» Task goal: Each line below is to be written out in full, exactly as shown.
━━━━━ Given records
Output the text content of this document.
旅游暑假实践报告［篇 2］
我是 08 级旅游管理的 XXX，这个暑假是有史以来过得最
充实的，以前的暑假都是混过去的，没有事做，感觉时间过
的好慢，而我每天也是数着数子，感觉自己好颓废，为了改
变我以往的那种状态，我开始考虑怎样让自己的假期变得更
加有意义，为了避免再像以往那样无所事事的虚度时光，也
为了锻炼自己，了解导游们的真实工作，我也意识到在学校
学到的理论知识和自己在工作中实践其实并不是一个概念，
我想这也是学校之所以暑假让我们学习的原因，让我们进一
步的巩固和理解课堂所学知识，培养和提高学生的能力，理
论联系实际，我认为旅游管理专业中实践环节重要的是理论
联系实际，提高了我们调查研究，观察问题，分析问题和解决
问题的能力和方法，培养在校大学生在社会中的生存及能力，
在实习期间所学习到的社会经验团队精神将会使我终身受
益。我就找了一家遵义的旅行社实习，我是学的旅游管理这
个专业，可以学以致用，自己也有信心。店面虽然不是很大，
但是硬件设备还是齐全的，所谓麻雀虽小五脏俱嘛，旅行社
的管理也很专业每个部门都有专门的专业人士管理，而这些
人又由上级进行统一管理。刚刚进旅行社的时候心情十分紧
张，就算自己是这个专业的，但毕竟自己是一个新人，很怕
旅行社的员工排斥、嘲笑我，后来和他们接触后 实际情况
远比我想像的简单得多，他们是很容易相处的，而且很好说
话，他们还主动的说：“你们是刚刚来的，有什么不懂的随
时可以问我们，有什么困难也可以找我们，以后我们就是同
━━━━━━━━━━
» Expected answer:
Output the text content of this document.
旅游暑假实践报告［篇 2］
我是 08 级旅游管理的 XXX，这个暑假是有史以来过得最
充实的，以前的暑假都是混过去的，没有事做，感觉时间过
的好慢，而我每天也是数着数子，感觉自己好颓废，为了改
变我以往的那种状态，我开始考虑怎样让自己的假期变得更
加有意义，为了避免再像以往那样无所事事的虚度时光，也
为了锻炼自己，了解导游们的真实工作，我也意识到在学校
学到的理论知识和自己在工作中实践其实并不是一个概念，
我想这也是学校之所以暑假让我们学习的原因，让我们进一
步的巩固和理解课堂所学知识，培养和提高学生的能力，理
论联系实际，我认为旅游管理专业中实践环节重要的是理论
联系实际，提高了我们调查研究，观察问题，分析问题和解决
问题的能力和方法，培养在校大学生在社会中的生存及能力，
在实习期间所学习到的社会经验团队精神将会使我终身受
益。我就找了一家遵义的旅行社实习，我是学的旅游管理这
个专业，可以学以致用，自己也有信心。店面虽然不是很大，
但是硬件设备还是齐全的，所谓麻雀虽小五脏俱嘛，旅行社
的管理也很专业每个部门都有专门的专业人士管理，而这些
人又由上级进行统一管理。刚刚进旅行社的时候心情十分紧
张，就算自己是这个专业的，但毕竟自己是一个新人，很怕
旅行社的员工排斥、嘲笑我，后来和他们接触后 实际情况
远比我想像的简单得多，他们是很容易相处的，而且很好说
话，他们还主动的说：“你们是刚刚来的，有什么不懂的随
时可以问我们，有什么困难也可以找我们，以后我们就是同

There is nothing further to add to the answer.